(Set exercise) Check every line of the entries below for the word "departure", and copy the ones that have it.

— begin Information supplied —

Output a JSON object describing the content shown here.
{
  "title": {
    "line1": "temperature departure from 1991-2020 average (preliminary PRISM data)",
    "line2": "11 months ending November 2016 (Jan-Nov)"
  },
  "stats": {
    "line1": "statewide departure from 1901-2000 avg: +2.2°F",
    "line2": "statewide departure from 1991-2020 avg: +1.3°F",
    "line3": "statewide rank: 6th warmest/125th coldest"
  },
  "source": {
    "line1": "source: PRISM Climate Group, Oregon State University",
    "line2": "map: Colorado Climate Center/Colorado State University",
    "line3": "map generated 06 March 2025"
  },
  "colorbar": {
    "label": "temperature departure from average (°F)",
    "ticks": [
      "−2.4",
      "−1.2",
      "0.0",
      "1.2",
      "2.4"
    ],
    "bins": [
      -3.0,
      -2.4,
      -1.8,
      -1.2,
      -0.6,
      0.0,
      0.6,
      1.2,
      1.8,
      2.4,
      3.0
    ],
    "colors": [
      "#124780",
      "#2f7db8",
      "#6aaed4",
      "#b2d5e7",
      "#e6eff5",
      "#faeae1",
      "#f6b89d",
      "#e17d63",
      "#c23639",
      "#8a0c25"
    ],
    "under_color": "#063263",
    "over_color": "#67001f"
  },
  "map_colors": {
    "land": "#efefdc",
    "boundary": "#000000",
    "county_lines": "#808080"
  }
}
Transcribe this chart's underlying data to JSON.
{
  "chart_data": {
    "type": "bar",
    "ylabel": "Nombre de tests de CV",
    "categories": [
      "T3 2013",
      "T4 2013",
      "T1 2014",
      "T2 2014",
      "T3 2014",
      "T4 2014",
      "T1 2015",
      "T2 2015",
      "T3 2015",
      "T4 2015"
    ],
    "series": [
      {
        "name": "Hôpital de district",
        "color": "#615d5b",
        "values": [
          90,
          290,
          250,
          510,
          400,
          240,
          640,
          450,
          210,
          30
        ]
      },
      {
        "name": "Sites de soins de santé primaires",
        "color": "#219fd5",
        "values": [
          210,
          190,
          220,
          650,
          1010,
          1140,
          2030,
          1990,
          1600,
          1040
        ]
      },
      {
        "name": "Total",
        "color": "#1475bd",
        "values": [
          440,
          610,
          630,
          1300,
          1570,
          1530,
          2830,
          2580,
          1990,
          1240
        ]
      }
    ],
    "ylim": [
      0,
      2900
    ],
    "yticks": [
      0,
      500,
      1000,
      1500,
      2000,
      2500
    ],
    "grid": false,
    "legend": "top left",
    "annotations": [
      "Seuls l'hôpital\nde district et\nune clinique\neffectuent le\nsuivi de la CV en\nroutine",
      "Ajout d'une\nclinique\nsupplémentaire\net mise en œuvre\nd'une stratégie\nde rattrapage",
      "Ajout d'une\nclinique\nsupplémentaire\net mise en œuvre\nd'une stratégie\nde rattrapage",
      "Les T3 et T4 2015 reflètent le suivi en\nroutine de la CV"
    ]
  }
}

— end Information supplied —

(Exercise output)
    "line1": "temperature departure from 1991-2020 average (preliminary PRISM data)",
    "line1": "statewide departure from 1901-2000 avg: +2.2°F",
    "line2": "statewide departure from 1991-2020 avg: +1.3°F",
    "label": "temperature departure from average (°F)",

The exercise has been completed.